Report how many lines hold the word "Known"; answer with the number alone.

--- BEGIN PROVIDED RECORDS ---

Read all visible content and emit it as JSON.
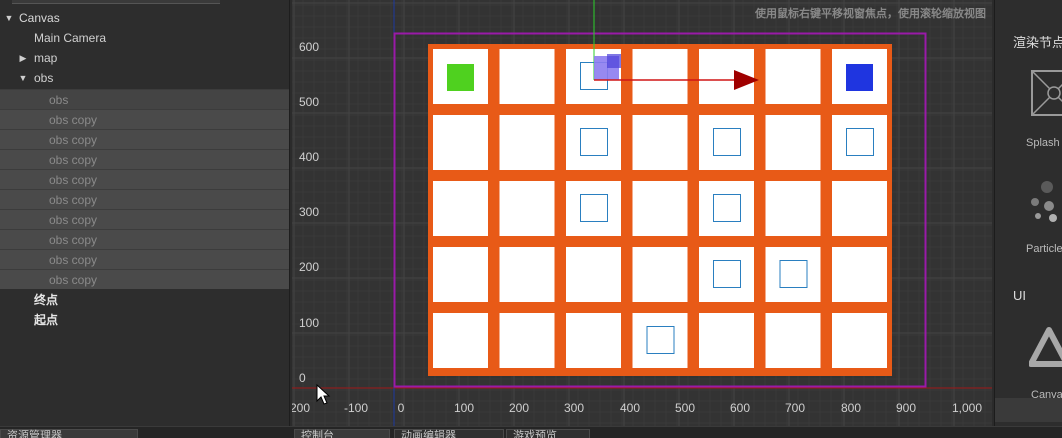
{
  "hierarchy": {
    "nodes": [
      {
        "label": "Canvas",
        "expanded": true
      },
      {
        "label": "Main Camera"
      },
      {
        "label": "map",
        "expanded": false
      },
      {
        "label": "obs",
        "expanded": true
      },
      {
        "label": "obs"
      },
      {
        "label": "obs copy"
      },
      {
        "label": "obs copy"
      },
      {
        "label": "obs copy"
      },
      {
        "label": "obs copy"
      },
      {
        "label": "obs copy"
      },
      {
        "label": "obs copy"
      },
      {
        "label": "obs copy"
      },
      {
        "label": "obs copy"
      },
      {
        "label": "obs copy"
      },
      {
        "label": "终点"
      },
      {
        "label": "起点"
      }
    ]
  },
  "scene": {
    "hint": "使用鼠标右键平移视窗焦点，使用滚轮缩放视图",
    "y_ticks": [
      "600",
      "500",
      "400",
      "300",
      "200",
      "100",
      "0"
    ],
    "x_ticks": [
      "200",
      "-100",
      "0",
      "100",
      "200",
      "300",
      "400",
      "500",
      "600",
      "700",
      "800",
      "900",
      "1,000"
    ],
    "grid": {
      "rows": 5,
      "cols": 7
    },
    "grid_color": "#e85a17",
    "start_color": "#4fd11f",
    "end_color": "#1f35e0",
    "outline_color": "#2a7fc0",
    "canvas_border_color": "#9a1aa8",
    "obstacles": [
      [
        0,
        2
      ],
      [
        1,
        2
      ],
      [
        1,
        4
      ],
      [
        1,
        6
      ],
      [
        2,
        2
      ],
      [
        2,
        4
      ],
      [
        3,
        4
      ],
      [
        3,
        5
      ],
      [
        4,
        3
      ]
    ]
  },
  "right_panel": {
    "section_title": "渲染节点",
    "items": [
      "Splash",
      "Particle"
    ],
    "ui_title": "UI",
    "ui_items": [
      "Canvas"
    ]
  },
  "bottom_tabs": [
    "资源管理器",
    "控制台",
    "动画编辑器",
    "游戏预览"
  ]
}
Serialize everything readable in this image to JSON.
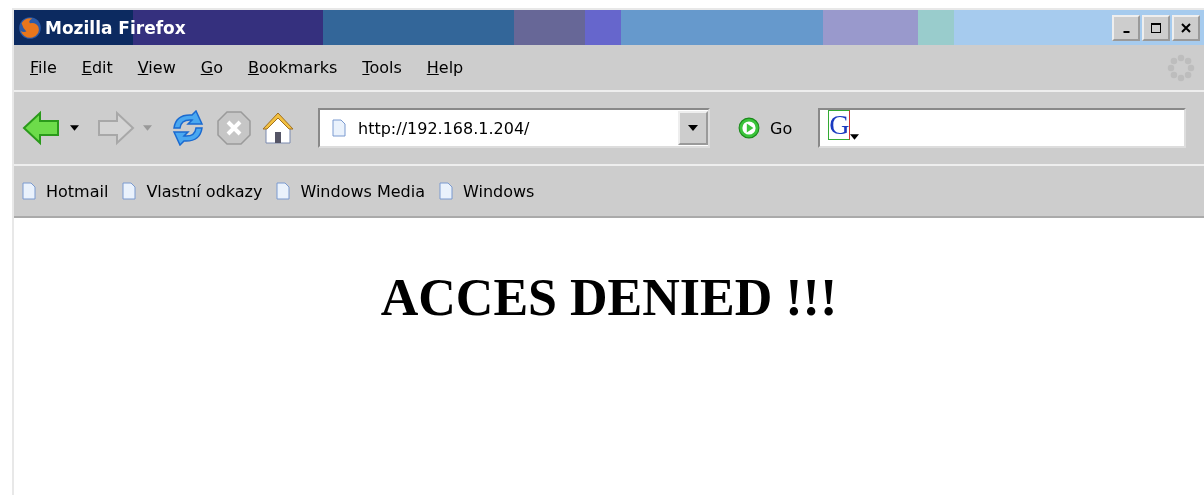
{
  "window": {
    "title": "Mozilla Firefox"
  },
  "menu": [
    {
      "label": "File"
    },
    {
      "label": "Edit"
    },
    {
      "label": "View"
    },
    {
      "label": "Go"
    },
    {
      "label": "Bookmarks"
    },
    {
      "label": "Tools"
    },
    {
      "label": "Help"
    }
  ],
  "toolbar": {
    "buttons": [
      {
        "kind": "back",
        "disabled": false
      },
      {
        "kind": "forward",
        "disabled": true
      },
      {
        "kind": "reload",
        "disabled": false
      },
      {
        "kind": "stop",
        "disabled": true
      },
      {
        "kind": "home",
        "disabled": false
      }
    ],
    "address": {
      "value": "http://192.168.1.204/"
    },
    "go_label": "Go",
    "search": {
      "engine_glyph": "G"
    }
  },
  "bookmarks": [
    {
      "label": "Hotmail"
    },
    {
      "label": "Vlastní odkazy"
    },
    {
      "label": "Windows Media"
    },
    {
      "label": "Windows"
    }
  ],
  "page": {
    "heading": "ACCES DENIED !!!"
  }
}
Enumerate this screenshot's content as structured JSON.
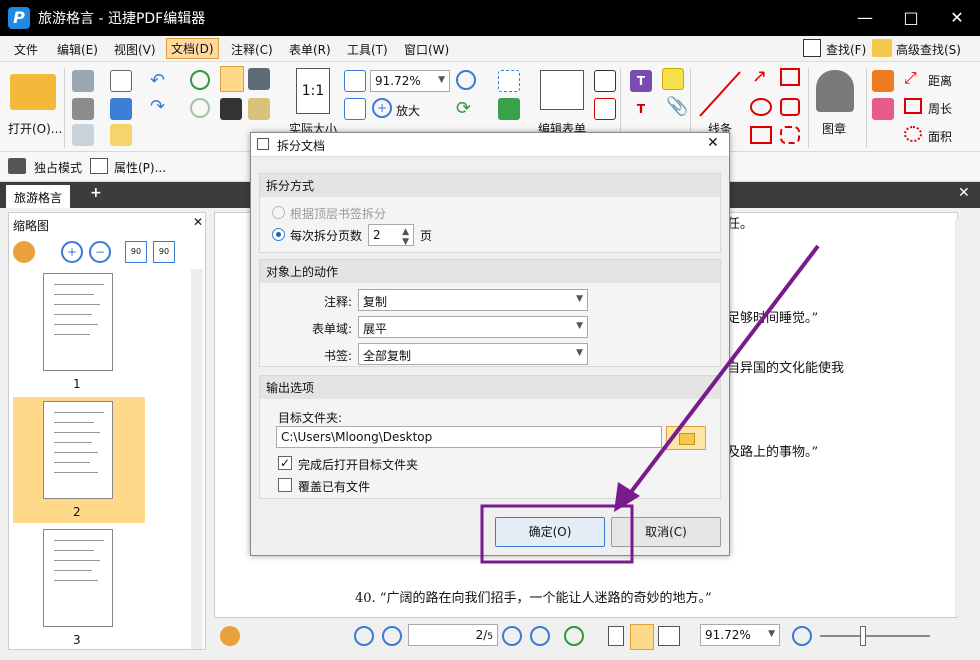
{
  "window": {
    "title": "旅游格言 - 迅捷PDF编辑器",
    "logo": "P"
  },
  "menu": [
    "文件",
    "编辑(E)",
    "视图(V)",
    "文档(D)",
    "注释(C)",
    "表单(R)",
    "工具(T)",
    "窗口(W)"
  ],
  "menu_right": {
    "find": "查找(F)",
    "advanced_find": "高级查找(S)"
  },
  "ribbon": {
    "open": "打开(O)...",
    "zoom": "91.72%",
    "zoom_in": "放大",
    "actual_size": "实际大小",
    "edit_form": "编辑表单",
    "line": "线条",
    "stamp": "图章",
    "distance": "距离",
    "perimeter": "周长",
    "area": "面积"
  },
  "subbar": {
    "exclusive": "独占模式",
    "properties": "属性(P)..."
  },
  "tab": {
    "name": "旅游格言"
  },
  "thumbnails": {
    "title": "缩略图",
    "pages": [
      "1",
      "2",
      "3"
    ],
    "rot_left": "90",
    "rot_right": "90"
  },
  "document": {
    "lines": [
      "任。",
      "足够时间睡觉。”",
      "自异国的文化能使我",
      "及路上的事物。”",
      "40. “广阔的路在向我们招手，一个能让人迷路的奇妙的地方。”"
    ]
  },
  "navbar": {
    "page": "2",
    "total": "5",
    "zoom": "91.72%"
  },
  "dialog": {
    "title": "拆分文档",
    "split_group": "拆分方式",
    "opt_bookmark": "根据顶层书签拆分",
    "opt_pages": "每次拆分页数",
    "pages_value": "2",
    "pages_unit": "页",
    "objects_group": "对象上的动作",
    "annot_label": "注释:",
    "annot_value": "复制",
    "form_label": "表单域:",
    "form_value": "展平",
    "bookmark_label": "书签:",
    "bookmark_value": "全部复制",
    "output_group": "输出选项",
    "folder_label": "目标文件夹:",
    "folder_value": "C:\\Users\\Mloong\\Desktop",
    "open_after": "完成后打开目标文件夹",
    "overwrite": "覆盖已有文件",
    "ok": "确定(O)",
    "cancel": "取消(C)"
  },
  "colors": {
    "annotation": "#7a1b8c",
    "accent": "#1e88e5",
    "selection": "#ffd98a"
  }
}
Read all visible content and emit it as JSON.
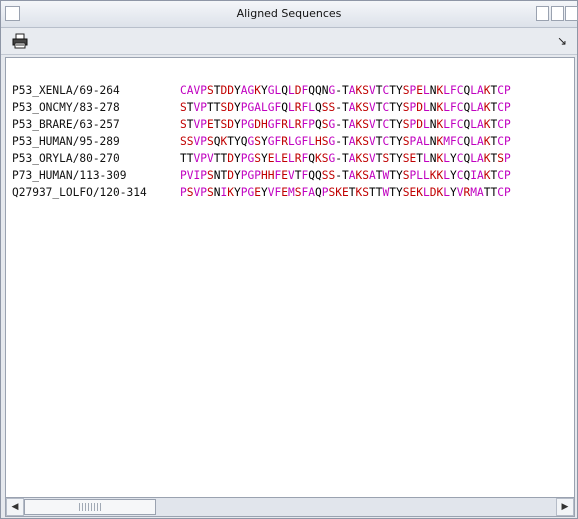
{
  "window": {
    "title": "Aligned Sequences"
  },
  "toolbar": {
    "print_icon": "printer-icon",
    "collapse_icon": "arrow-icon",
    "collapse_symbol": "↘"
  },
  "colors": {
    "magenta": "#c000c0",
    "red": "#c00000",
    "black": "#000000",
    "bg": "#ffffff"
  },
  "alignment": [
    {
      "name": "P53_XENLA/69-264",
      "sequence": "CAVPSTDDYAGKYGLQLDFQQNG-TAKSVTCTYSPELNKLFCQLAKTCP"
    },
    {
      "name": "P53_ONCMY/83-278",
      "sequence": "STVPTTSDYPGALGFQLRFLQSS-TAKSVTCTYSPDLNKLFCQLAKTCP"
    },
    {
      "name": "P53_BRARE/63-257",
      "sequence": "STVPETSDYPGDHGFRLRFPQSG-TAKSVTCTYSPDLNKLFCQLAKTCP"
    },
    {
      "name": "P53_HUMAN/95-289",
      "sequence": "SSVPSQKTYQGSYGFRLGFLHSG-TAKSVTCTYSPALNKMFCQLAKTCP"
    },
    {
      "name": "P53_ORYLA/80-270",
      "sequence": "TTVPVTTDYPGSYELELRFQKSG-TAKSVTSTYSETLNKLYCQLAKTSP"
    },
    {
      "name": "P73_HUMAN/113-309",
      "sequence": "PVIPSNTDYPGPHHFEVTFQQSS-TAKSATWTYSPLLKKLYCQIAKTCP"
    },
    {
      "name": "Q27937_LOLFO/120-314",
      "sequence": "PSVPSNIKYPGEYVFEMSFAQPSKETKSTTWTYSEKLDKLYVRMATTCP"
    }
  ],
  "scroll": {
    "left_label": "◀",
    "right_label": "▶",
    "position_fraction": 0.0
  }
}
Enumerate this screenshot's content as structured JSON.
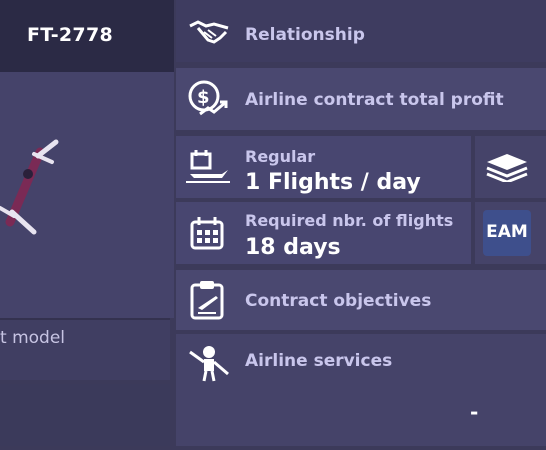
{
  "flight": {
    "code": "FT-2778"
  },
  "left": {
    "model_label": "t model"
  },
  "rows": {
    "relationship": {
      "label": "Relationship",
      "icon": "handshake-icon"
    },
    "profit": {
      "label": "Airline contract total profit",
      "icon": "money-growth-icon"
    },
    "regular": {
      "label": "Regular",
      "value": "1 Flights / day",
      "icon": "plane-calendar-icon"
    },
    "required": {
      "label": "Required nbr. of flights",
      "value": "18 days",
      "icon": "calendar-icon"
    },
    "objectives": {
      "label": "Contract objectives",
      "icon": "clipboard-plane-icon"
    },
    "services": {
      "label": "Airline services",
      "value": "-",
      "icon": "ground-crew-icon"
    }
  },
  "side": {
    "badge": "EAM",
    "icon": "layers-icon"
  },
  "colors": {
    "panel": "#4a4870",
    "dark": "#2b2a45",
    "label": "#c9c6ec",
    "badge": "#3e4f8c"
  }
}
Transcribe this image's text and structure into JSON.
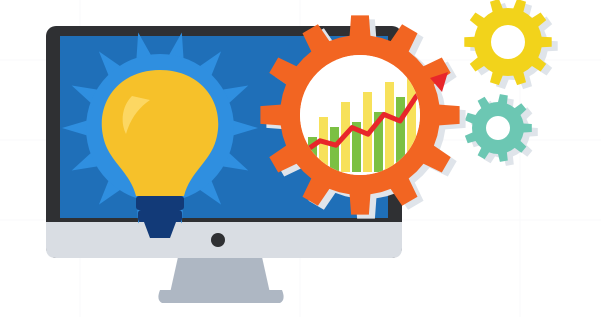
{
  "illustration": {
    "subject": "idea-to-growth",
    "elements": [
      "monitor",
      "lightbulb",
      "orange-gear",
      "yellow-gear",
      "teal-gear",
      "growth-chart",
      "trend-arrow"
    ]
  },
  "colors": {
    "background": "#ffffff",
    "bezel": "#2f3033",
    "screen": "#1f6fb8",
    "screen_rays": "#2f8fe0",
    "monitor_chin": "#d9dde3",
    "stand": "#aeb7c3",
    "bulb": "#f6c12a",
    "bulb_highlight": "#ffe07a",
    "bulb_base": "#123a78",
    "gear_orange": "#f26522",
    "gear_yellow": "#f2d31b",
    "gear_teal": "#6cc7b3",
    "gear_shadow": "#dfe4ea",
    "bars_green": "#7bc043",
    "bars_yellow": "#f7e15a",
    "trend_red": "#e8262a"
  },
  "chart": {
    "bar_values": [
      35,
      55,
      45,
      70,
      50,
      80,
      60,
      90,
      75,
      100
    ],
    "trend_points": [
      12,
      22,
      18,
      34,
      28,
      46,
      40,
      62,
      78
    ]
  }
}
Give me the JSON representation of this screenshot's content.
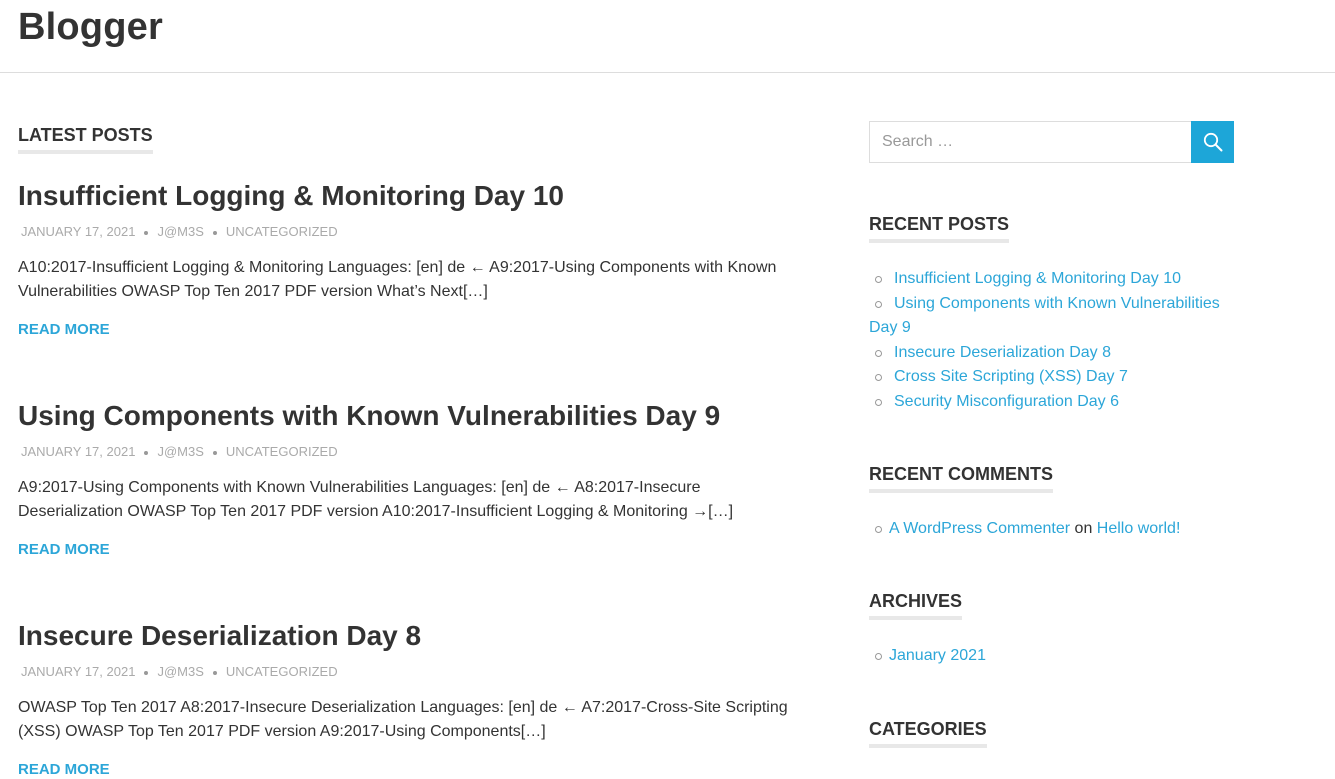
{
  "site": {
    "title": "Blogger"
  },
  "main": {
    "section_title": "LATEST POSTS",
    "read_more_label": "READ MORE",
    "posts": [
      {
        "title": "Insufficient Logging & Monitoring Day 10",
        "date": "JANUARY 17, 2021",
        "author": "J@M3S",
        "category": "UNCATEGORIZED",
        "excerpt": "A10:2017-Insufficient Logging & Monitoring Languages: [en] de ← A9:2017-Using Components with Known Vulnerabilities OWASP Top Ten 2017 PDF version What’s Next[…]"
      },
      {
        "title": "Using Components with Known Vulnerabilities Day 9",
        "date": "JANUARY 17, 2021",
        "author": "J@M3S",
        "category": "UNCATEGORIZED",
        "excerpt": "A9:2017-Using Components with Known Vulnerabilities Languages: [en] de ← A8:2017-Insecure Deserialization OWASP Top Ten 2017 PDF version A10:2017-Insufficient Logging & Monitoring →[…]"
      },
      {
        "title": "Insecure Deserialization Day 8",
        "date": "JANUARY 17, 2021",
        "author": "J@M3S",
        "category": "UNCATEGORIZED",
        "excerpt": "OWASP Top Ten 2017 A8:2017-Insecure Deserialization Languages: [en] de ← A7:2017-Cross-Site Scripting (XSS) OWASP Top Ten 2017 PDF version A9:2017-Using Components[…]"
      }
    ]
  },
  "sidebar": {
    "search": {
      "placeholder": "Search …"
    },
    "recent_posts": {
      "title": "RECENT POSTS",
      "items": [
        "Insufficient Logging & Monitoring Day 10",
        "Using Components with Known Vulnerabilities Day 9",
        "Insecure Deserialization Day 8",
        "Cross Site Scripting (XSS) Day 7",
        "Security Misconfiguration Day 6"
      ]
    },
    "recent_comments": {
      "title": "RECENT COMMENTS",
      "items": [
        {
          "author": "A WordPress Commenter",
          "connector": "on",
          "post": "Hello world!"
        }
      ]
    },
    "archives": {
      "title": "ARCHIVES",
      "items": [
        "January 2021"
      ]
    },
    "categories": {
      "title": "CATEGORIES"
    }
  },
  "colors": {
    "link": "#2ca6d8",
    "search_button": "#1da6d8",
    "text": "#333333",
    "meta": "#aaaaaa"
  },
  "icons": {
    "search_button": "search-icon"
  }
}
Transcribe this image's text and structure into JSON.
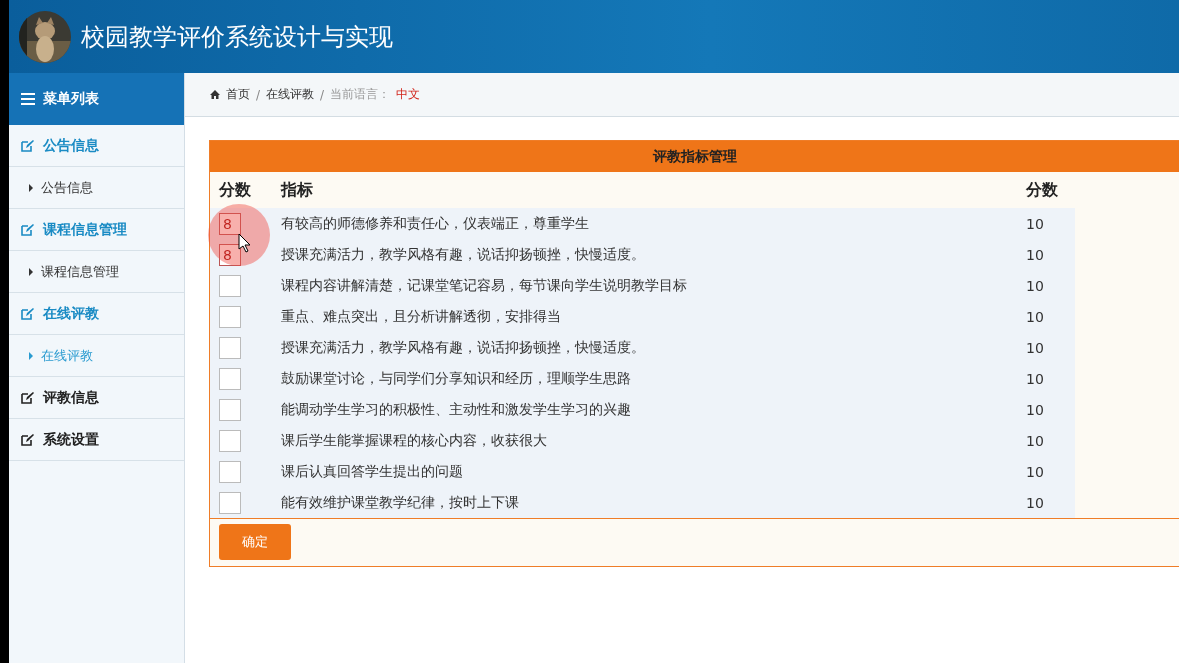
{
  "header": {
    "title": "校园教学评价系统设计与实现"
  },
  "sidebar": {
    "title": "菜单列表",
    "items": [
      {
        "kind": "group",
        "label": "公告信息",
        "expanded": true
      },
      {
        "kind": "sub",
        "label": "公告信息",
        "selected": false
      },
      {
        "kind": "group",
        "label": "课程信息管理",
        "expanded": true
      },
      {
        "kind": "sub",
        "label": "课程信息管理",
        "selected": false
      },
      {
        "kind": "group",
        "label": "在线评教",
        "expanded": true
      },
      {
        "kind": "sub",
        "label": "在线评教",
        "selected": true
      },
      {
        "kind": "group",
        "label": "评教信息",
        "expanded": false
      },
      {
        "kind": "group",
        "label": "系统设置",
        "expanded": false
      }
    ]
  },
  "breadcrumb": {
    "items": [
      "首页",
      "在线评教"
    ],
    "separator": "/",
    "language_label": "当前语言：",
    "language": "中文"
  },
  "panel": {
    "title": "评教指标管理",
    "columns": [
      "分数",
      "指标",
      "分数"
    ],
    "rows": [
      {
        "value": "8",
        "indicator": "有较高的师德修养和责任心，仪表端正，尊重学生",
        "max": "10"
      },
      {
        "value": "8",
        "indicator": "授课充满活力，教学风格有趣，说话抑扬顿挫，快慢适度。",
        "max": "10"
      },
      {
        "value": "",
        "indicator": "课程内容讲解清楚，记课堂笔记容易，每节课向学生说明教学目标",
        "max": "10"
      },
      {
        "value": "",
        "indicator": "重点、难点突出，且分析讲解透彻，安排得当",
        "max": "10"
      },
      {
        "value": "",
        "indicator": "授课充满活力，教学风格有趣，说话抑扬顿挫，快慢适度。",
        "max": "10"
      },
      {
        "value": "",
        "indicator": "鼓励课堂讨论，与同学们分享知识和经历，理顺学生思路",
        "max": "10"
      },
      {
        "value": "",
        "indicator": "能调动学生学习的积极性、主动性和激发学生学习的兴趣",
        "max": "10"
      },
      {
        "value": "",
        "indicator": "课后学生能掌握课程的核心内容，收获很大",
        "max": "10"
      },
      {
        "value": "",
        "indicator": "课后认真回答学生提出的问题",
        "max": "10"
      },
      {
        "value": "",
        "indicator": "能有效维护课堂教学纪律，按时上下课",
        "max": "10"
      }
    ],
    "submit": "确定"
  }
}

--- END PROVIDED RECORDS ---

ANSWER TO THIS PROBLEM =
4